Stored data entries

****

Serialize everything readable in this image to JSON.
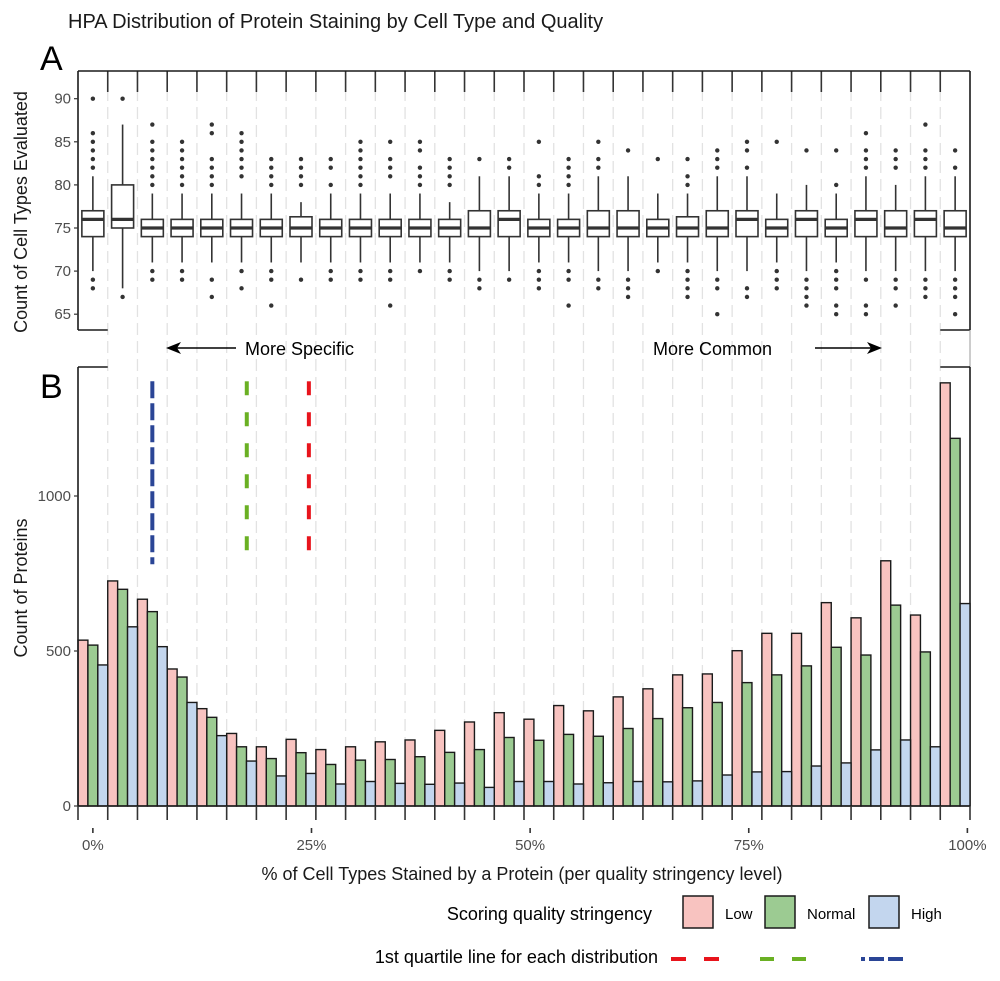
{
  "chart_data": {
    "title": "HPA Distribution of Protein Staining by Cell Type and Quality",
    "panels": [
      {
        "label": "A",
        "type": "boxplot",
        "ylabel": "Count of Cell Types Evaluated",
        "ylim": [
          63,
          92.5
        ],
        "yticks": [
          65,
          70,
          75,
          80,
          85,
          90
        ],
        "grid": "vertical dashed",
        "annotations": [
          {
            "text": "More Specific",
            "arrow": "left"
          },
          {
            "text": "More Common",
            "arrow": "right"
          }
        ],
        "boxes": [
          {
            "q1": 74,
            "median": 76,
            "q3": 77,
            "lo": 70,
            "hi": 81,
            "outliers": [
              90,
              86,
              85,
              84,
              83,
              82,
              69,
              68
            ]
          },
          {
            "q1": 75,
            "median": 76,
            "q3": 80,
            "lo": 68,
            "hi": 87,
            "outliers": [
              90,
              67
            ]
          },
          {
            "q1": 74,
            "median": 75,
            "q3": 76,
            "lo": 71,
            "hi": 79,
            "outliers": [
              87,
              85,
              84,
              83,
              82,
              81,
              80,
              70,
              69
            ]
          },
          {
            "q1": 74,
            "median": 75,
            "q3": 76,
            "lo": 71,
            "hi": 79,
            "outliers": [
              85,
              84,
              83,
              82,
              81,
              80,
              70,
              69
            ]
          },
          {
            "q1": 74,
            "median": 75,
            "q3": 76,
            "lo": 71,
            "hi": 79,
            "outliers": [
              87,
              86,
              83,
              82,
              81,
              80,
              69,
              67
            ]
          },
          {
            "q1": 74,
            "median": 75,
            "q3": 76,
            "lo": 71,
            "hi": 79,
            "outliers": [
              86,
              85,
              84,
              83,
              82,
              81,
              70,
              68
            ]
          },
          {
            "q1": 74,
            "median": 75,
            "q3": 76,
            "lo": 71,
            "hi": 79,
            "outliers": [
              83,
              82,
              81,
              80,
              70,
              69,
              66
            ]
          },
          {
            "q1": 74,
            "median": 75,
            "q3": 76.3,
            "lo": 71,
            "hi": 78,
            "outliers": [
              83,
              82,
              81,
              80,
              69
            ]
          },
          {
            "q1": 74,
            "median": 75,
            "q3": 76,
            "lo": 71,
            "hi": 79,
            "outliers": [
              83,
              82,
              80,
              70,
              69
            ]
          },
          {
            "q1": 74,
            "median": 75,
            "q3": 76,
            "lo": 71,
            "hi": 79,
            "outliers": [
              85,
              84,
              83,
              82,
              81,
              80,
              70,
              69
            ]
          },
          {
            "q1": 74,
            "median": 75,
            "q3": 76,
            "lo": 71,
            "hi": 79,
            "outliers": [
              85,
              83,
              82,
              81,
              70,
              69,
              66
            ]
          },
          {
            "q1": 74,
            "median": 75,
            "q3": 76,
            "lo": 71,
            "hi": 79,
            "outliers": [
              85,
              84,
              82,
              81,
              80,
              70
            ]
          },
          {
            "q1": 74,
            "median": 75,
            "q3": 76,
            "lo": 71,
            "hi": 78,
            "outliers": [
              83,
              82,
              81,
              80,
              70,
              69
            ]
          },
          {
            "q1": 74,
            "median": 75,
            "q3": 77,
            "lo": 70,
            "hi": 81,
            "outliers": [
              83,
              69,
              68
            ]
          },
          {
            "q1": 74,
            "median": 76,
            "q3": 77,
            "lo": 70,
            "hi": 81,
            "outliers": [
              83,
              82,
              69
            ]
          },
          {
            "q1": 74,
            "median": 75,
            "q3": 76,
            "lo": 71,
            "hi": 79,
            "outliers": [
              85,
              81,
              80,
              70,
              69,
              68
            ]
          },
          {
            "q1": 74,
            "median": 75,
            "q3": 76,
            "lo": 71,
            "hi": 79,
            "outliers": [
              83,
              82,
              81,
              80,
              70,
              69,
              66
            ]
          },
          {
            "q1": 74,
            "median": 75,
            "q3": 77,
            "lo": 70,
            "hi": 81,
            "outliers": [
              85,
              83,
              82,
              69,
              68
            ]
          },
          {
            "q1": 74,
            "median": 75,
            "q3": 77,
            "lo": 70,
            "hi": 81,
            "outliers": [
              84,
              69,
              68,
              67
            ]
          },
          {
            "q1": 74,
            "median": 75,
            "q3": 76,
            "lo": 71,
            "hi": 79,
            "outliers": [
              83,
              70
            ]
          },
          {
            "q1": 74,
            "median": 75,
            "q3": 76.3,
            "lo": 71,
            "hi": 79,
            "outliers": [
              83,
              81,
              80,
              70,
              69,
              68,
              67
            ]
          },
          {
            "q1": 74,
            "median": 75,
            "q3": 77,
            "lo": 70,
            "hi": 81,
            "outliers": [
              84,
              83,
              82,
              69,
              68,
              65
            ]
          },
          {
            "q1": 74,
            "median": 76,
            "q3": 77,
            "lo": 70,
            "hi": 81,
            "outliers": [
              85,
              84,
              82,
              68,
              67
            ]
          },
          {
            "q1": 74,
            "median": 75,
            "q3": 76,
            "lo": 71,
            "hi": 79,
            "outliers": [
              85,
              70,
              69,
              68
            ]
          },
          {
            "q1": 74,
            "median": 76,
            "q3": 77,
            "lo": 70,
            "hi": 80,
            "outliers": [
              84,
              69,
              68,
              67,
              66
            ]
          },
          {
            "q1": 74,
            "median": 75,
            "q3": 76,
            "lo": 71,
            "hi": 79,
            "outliers": [
              84,
              80,
              70,
              69,
              68,
              66,
              65
            ]
          },
          {
            "q1": 74,
            "median": 76,
            "q3": 77,
            "lo": 70,
            "hi": 81,
            "outliers": [
              86,
              84,
              83,
              82,
              69,
              66,
              65
            ]
          },
          {
            "q1": 74,
            "median": 75,
            "q3": 77,
            "lo": 70,
            "hi": 80,
            "outliers": [
              84,
              83,
              82,
              69,
              68,
              66
            ]
          },
          {
            "q1": 74,
            "median": 76,
            "q3": 77,
            "lo": 70,
            "hi": 81,
            "outliers": [
              87,
              84,
              83,
              82,
              69,
              68,
              67
            ]
          },
          {
            "q1": 74,
            "median": 75,
            "q3": 77,
            "lo": 70,
            "hi": 81,
            "outliers": [
              84,
              82,
              69,
              68,
              67,
              65
            ]
          }
        ]
      },
      {
        "label": "B",
        "type": "bar",
        "ylabel": "Count of Proteins",
        "xlabel": "% of Cell Types Stained by a Protein (per quality stringency level)",
        "ylim": [
          0,
          1400
        ],
        "yticks": [
          0,
          500,
          1000
        ],
        "xlim": [
          -1.7,
          100.3
        ],
        "xticks": [
          0,
          25,
          50,
          75,
          100
        ],
        "xtick_labels": [
          "0%",
          "25%",
          "50%",
          "75%",
          "100%"
        ],
        "bin_width_pct": 3.4,
        "bin_start_pct": -1.7,
        "series": [
          {
            "name": "Low",
            "color": "#f8c3c0",
            "values": [
              535,
              726,
              667,
              442,
              314,
              234,
              191,
              215,
              182,
              191,
              207,
              213,
              244,
              271,
              301,
              280,
              324,
              307,
              352,
              378,
              423,
              426,
              501,
              557,
              557,
              656,
              607,
              791,
              616,
              1365
            ]
          },
          {
            "name": "Normal",
            "color": "#9ccb92",
            "values": [
              519,
              699,
              627,
              416,
              286,
              191,
              153,
              172,
              134,
              148,
              150,
              159,
              173,
              182,
              221,
              212,
              231,
              225,
              250,
              282,
              317,
              334,
              398,
              423,
              452,
              512,
              487,
              648,
              497,
              1186
            ]
          },
          {
            "name": "High",
            "color": "#c3d6ee",
            "values": [
              455,
              578,
              514,
              334,
              227,
              145,
              97,
              105,
              71,
              79,
              73,
              70,
              74,
              60,
              79,
              79,
              71,
              75,
              79,
              78,
              81,
              100,
              110,
              111,
              129,
              139,
              181,
              213,
              191,
              653
            ]
          }
        ],
        "quartile_lines": [
          {
            "name": "High",
            "color": "#2a4596",
            "x_pct": 6.8
          },
          {
            "name": "Normal",
            "color": "#6ab023",
            "x_pct": 17.6
          },
          {
            "name": "Low",
            "color": "#e8141c",
            "x_pct": 24.7
          }
        ],
        "quartile_line_range": [
          780,
          1370
        ]
      }
    ],
    "legend": {
      "title": "Scoring quality stringency",
      "items": [
        "Low",
        "Normal",
        "High"
      ],
      "quartile_title": "1st quartile line for each distribution",
      "placement": "bottom-right"
    }
  }
}
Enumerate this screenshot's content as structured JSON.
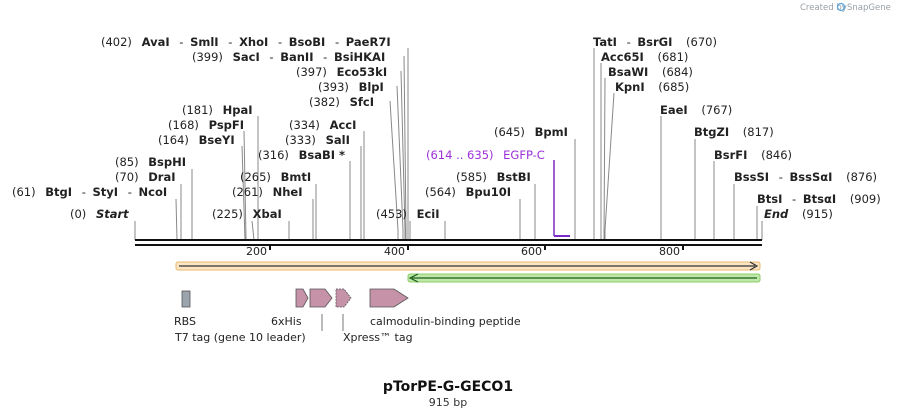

****

● **PROBLEM TO WORK ON**
From the entries above, list each line with "ylabel" in it.

● **RESULT**
        "ylabel": "Count of Cell Types Evaluated",
        "ylabel": "Count of Proteins",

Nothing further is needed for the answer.